begin TEXT EXTRACT

Periodic Reporting for period 2 - PETRIFYING WEALTH (Petrifying Wealth. The Southern European Shift to Masonry as Collective Investment in Identity, c.1050-1300)

Reporting period: 2018-07-01 to 2019-12-31

Between the years 1050 and 1300 the European landscape turned to stone. It was a structural transformation that led to the birth of a new, long-lasting panorama and helped in the creation of individual, collective and regional identities: a landscape epitomising the way we see the space and territory of Europe. The Petrifying Wealth project seeks to rewrite the social history of the central Middle Ages, emphasizing the need to reassess from an untried perspective an element that has always been present in our vision of the period—the sudden ubiquity of masonry construction—but which has hardly been given the opportunity to provide in-depth explanations for complex social dynamics. It is a project that seeks to offer novel explanations to previously unasked questions about wealth, building, and collective identity.
The speed, extent, and systematization of the construction of churches, towers, castle walls, palaces, and houses within castles and cities provide evidence of an underlying, if unaddressed, issue. It is precisely in the twelfth and thirteenth centuries that the structural link can most clearly be seen between both private and collective wealth, and the investment in stone structures built to last. The study of the shift involving new institutional dynamics, but also unprecedented social practices, as well as ideological concepts radically different from those that had prevailed until then, aims to break down assumptions that have naturalized this truly astonishing process while using as case studies the undervalued regions of southern Europe to explore the larger questions. By inverting the standard approach that sees the heart of the former Carolingian empire (present-day France and Germany) as the wellspring from which other “peripheral” territories drank, Dr. Ana Rodríguez and Dr. Sandro Carocci are undertaking to bring new light to probe the greater meaning behind the process of masonry building as an investment in social identity in the central Middle Ages.
"A report submitted in fulfillment of the requirements for GA695515, reporting period months 1-18. Start up date of the project: January, 1st, 2017.

end TEXT EXTRACT
begin EXTRACTED DATA

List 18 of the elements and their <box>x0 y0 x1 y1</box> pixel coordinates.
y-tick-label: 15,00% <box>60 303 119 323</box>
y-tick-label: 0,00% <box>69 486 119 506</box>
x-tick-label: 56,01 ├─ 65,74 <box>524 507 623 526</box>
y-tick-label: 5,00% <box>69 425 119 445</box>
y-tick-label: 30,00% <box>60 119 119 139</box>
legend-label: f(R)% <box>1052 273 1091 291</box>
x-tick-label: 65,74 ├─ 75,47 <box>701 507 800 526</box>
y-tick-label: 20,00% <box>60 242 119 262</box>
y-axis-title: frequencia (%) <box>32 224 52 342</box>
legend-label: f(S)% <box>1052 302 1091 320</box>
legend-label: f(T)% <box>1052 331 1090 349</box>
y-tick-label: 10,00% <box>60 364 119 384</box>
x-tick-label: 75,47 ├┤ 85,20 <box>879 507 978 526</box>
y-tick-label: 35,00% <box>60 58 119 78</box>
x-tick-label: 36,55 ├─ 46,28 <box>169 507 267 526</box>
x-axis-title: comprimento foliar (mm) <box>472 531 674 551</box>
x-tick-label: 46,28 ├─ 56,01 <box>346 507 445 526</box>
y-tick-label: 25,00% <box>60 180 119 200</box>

end EXTRACTED DATA

## AIM OF THE EXERCISE
Retype the Petrifying Wealth report from "Reporting period: 2018-07-01" up to and including "and collective identity.".

## SOLUTION
Reporting period: 2018-07-01 to 2019-12-31

Between the years 1050 and 1300 the European landscape turned to stone. It was a structural transformation that led to the birth of a new, long-lasting panorama and helped in the creation of individual, collective and regional identities: a landscape epitomising the way we see the space and territory of Europe. The Petrifying Wealth project seeks to rewrite the social history of the central Middle Ages, emphasizing the need to reassess from an untried perspective an element that has always been present in our vision of the period—the sudden ubiquity of masonry construction—but which has hardly been given the opportunity to provide in-depth explanations for complex social dynamics. It is a project that seeks to offer novel explanations to previously unasked questions about wealth, building, and collective identity.